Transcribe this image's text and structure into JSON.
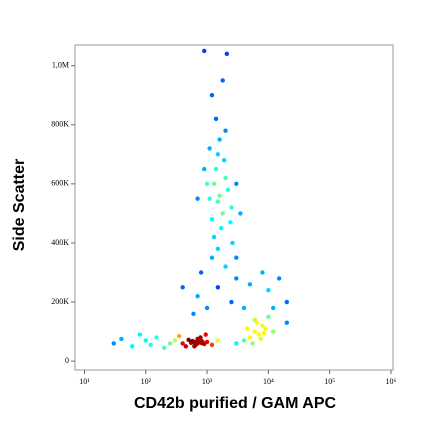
{
  "chart_data": {
    "type": "scatter",
    "x_label": "CD42b purified / GAM APC",
    "y_label": "Side Scatter",
    "x": [
      1500,
      1300,
      1800,
      1200,
      2000,
      1600,
      1100,
      2200,
      1400,
      1700,
      1000,
      2500,
      1500,
      1900,
      1300,
      2400,
      1600,
      1100,
      2000,
      1400,
      900,
      3000,
      1200,
      1800,
      900,
      2100,
      700,
      3500,
      1500,
      2600,
      1200,
      2000,
      800,
      3000,
      1500,
      5000,
      700,
      2500,
      10000,
      15000,
      4000,
      1000,
      600,
      20000,
      8000,
      3000,
      400,
      12000,
      600,
      700,
      800,
      650,
      750,
      550,
      900,
      500,
      850,
      700,
      620,
      780,
      400,
      1000,
      1200,
      300,
      250,
      1500,
      350,
      450,
      950,
      680,
      720,
      580,
      820,
      100,
      60,
      150,
      30,
      80,
      200,
      120,
      40,
      6000,
      7000,
      5000,
      8000,
      9000,
      6500,
      4000,
      10000,
      5500,
      7500,
      12000,
      3000,
      6000,
      8500,
      4500,
      20000
    ],
    "y": [
      540000,
      600000,
      500000,
      480000,
      620000,
      560000,
      550000,
      580000,
      650000,
      450000,
      600000,
      520000,
      700000,
      680000,
      420000,
      470000,
      750000,
      720000,
      780000,
      820000,
      650000,
      600000,
      900000,
      950000,
      1050000,
      1040000,
      550000,
      500000,
      380000,
      400000,
      350000,
      320000,
      300000,
      280000,
      250000,
      260000,
      220000,
      200000,
      240000,
      280000,
      180000,
      180000,
      160000,
      200000,
      300000,
      350000,
      250000,
      180000,
      65000,
      60000,
      70000,
      55000,
      68000,
      62000,
      58000,
      72000,
      64000,
      75000,
      50000,
      80000,
      60000,
      65000,
      55000,
      70000,
      60000,
      70000,
      85000,
      50000,
      90000,
      66000,
      63000,
      68000,
      61000,
      70000,
      50000,
      80000,
      60000,
      90000,
      45000,
      55000,
      75000,
      100000,
      90000,
      80000,
      120000,
      110000,
      130000,
      70000,
      150000,
      60000,
      75000,
      100000,
      60000,
      140000,
      95000,
      110000,
      130000
    ],
    "xlim": [
      7,
      1080000
    ],
    "ylim": [
      -30000,
      1070000
    ],
    "xscale": "log",
    "xticks": [
      {
        "value": 10,
        "label": "10¹"
      },
      {
        "value": 100,
        "label": "10²"
      },
      {
        "value": 1000,
        "label": "10³"
      },
      {
        "value": 10000,
        "label": "10⁴"
      },
      {
        "value": 100000,
        "label": "10⁵"
      },
      {
        "value": 1000000,
        "label": "10⁶"
      }
    ],
    "yticks": [
      0,
      {
        "value": 200000,
        "label": "200K"
      },
      {
        "value": 400000,
        "label": "400K"
      },
      {
        "value": 600000,
        "label": "600K"
      },
      {
        "value": 800000,
        "label": "800K"
      },
      {
        "value": 1000000,
        "label": "1,0M"
      }
    ]
  }
}
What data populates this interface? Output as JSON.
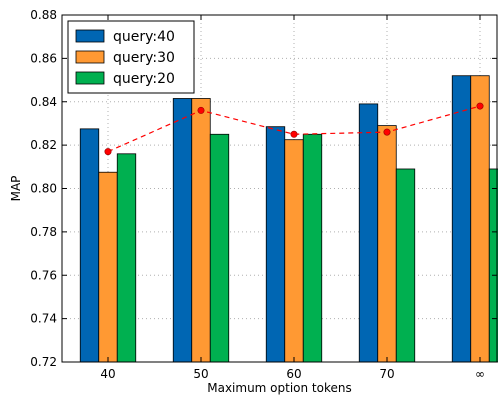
{
  "chart_data": {
    "type": "bar",
    "xlabel": "Maximum option tokens",
    "ylabel": "MAP",
    "categories": [
      "40",
      "50",
      "60",
      "70",
      "∞"
    ],
    "ylim": [
      0.72,
      0.88
    ],
    "yticks": [
      "0.72",
      "0.74",
      "0.76",
      "0.78",
      "0.80",
      "0.82",
      "0.84",
      "0.86",
      "0.88"
    ],
    "grid": true,
    "legend_position": "top-left",
    "series": [
      {
        "name": "query:40",
        "color": "#0066b3",
        "values": [
          0.8275,
          0.8415,
          0.8285,
          0.839,
          0.852
        ]
      },
      {
        "name": "query:30",
        "color": "#ff9933",
        "values": [
          0.8075,
          0.8415,
          0.8225,
          0.829,
          0.852
        ]
      },
      {
        "name": "query:20",
        "color": "#00b050",
        "values": [
          0.816,
          0.825,
          0.825,
          0.809,
          0.809
        ]
      }
    ],
    "average_line": {
      "color": "#ff0000",
      "style": "dashed",
      "values": [
        0.817,
        0.836,
        0.825,
        0.826,
        0.838
      ]
    }
  }
}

===============

Lines that include the word "JSON" are to be extracted from the data above.

Transcribe this image's text and structure into JSON.
What data populates this interface? Output as JSON.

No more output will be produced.